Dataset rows
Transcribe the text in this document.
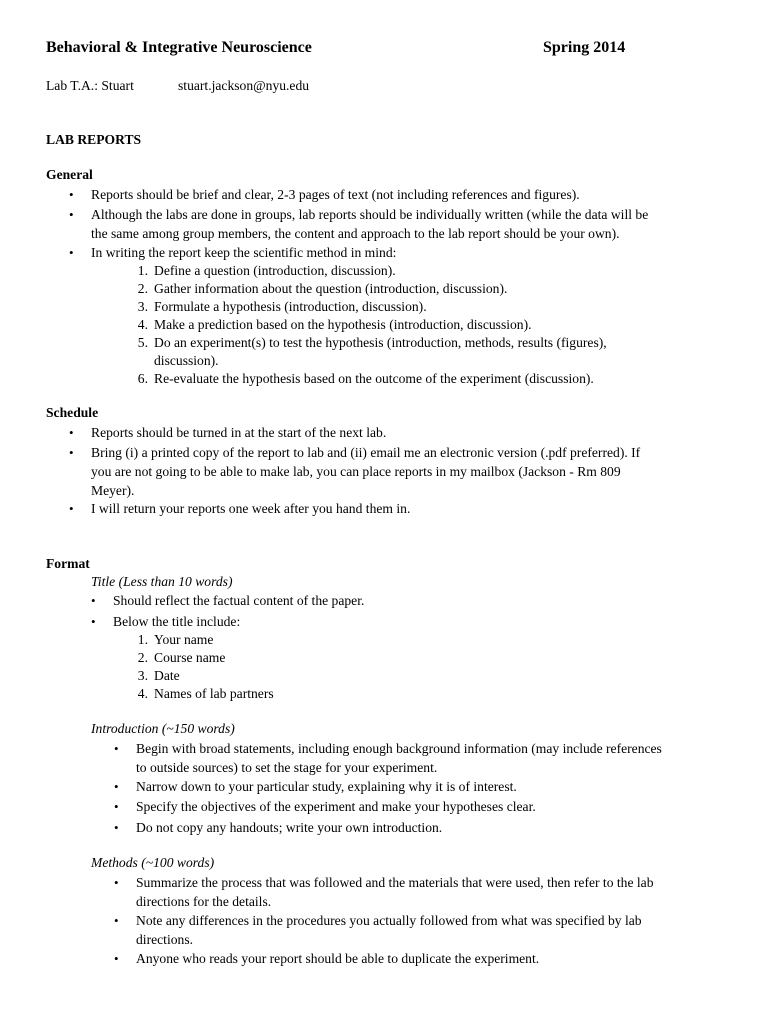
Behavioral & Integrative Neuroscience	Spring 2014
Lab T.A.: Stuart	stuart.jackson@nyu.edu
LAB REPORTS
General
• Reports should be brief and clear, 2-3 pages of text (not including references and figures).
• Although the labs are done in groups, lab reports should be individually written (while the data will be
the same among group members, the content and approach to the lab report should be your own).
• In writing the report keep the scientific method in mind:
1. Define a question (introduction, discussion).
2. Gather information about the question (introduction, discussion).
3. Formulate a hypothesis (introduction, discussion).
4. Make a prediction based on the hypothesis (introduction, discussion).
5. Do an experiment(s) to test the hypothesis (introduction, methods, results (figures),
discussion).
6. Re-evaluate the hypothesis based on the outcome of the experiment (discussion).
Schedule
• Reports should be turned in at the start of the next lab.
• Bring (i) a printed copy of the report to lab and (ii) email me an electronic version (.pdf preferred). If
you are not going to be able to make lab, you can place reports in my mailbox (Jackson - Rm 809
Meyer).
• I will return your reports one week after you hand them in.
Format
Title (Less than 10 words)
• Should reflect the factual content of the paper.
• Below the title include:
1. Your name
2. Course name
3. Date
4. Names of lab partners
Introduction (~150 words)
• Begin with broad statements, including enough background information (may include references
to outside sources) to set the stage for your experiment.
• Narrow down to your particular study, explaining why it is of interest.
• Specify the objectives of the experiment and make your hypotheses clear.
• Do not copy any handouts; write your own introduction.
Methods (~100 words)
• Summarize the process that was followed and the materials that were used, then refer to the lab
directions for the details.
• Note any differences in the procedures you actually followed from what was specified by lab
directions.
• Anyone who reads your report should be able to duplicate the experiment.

▶ Challenge
Determine how many lines of this listing contain "able", and give only the number.

▶ Output
2